■ **TASK INPUT**

··········

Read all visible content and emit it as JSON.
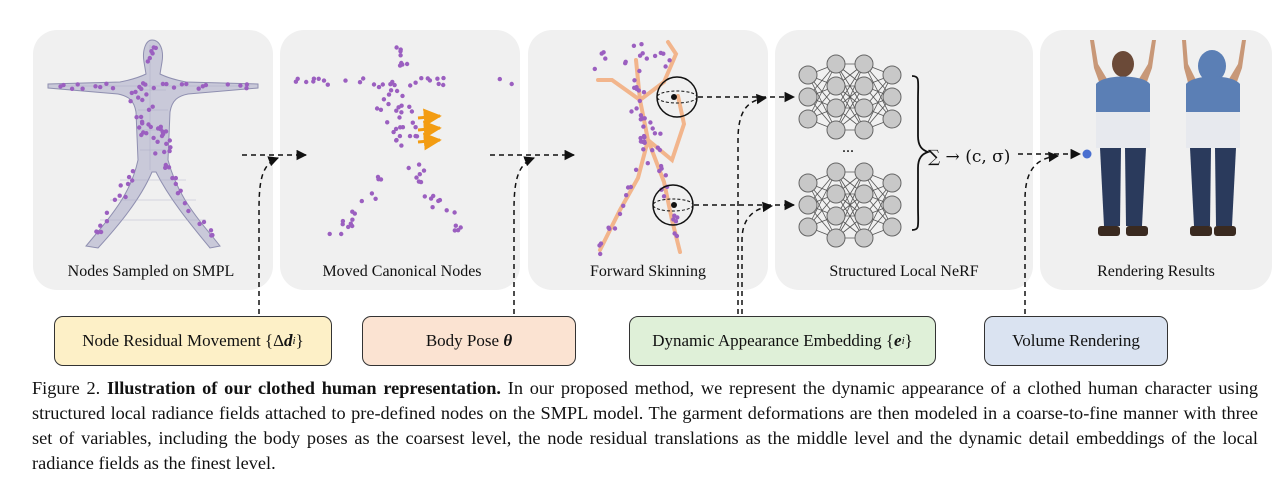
{
  "panels": [
    {
      "label": "Nodes Sampled on SMPL"
    },
    {
      "label": "Moved Canonical Nodes"
    },
    {
      "label": "Forward Skinning"
    },
    {
      "label": "Structured Local NeRF"
    },
    {
      "label": "Rendering Results"
    }
  ],
  "boxes": {
    "node_residual": {
      "text": "Node Residual Movement {Δ",
      "var": "d",
      "sub": "i",
      "close": "}",
      "color": "#fdf0c7"
    },
    "body_pose": {
      "text": "Body Pose ",
      "var": "θ",
      "color": "#fbe3d2"
    },
    "appearance": {
      "text": "Dynamic Appearance Embedding {",
      "var": "e",
      "sub": "i",
      "close": "}",
      "color": "#dff0d8"
    },
    "volume": {
      "text": "Volume Rendering",
      "color": "#dae3f1"
    }
  },
  "nerf": {
    "sum_formula": "∑ → (c, σ)",
    "ellipsis": "..."
  },
  "caption": {
    "prefix": "Figure 2. ",
    "title": "Illustration of our clothed human representation.",
    "body": " In our proposed method, we represent the dynamic appearance of a clothed human character using structured local radiance fields attached to pre-defined nodes on the SMPL model.  The garment deformations are then modeled in a coarse-to-fine manner with three set of variables, including the body poses as the coarsest level, the node residual translations as the middle level and the dynamic detail embeddings of the local radiance fields as the finest level."
  },
  "colors": {
    "panel_bg": "#f0f0f0",
    "node": "#9b5fc0",
    "skeleton": "#f2b58c",
    "arrow_orange": "#f39c12",
    "neuron": "#c8c8c8",
    "hoodie": "#5b7fb5",
    "jeans": "#2a3a5c"
  }
}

··········

■ **TASK PROMPT**
Write out again every line above exactly as given; the pictures do not belong in the copy.

■ **RESULT FOR THIS TASK**
Read all visible content and emit it as JSON.
{
  "panels": [
    {
      "label": "Nodes Sampled on SMPL"
    },
    {
      "label": "Moved Canonical Nodes"
    },
    {
      "label": "Forward Skinning"
    },
    {
      "label": "Structured Local NeRF"
    },
    {
      "label": "Rendering Results"
    }
  ],
  "boxes": {
    "node_residual": {
      "text": "Node Residual Movement {Δ",
      "var": "d",
      "sub": "i",
      "close": "}",
      "color": "#fdf0c7"
    },
    "body_pose": {
      "text": "Body Pose ",
      "var": "θ",
      "color": "#fbe3d2"
    },
    "appearance": {
      "text": "Dynamic Appearance Embedding {",
      "var": "e",
      "sub": "i",
      "close": "}",
      "color": "#dff0d8"
    },
    "volume": {
      "text": "Volume Rendering",
      "color": "#dae3f1"
    }
  },
  "nerf": {
    "sum_formula": "∑ → (c, σ)",
    "ellipsis": "..."
  },
  "caption": {
    "prefix": "Figure 2. ",
    "title": "Illustration of our clothed human representation.",
    "body": " In our proposed method, we represent the dynamic appearance of a clothed human character using structured local radiance fields attached to pre-defined nodes on the SMPL model.  The garment deformations are then modeled in a coarse-to-fine manner with three set of variables, including the body poses as the coarsest level, the node residual translations as the middle level and the dynamic detail embeddings of the local radiance fields as the finest level."
  },
  "colors": {
    "panel_bg": "#f0f0f0",
    "node": "#9b5fc0",
    "skeleton": "#f2b58c",
    "arrow_orange": "#f39c12",
    "neuron": "#c8c8c8",
    "hoodie": "#5b7fb5",
    "jeans": "#2a3a5c"
  }
}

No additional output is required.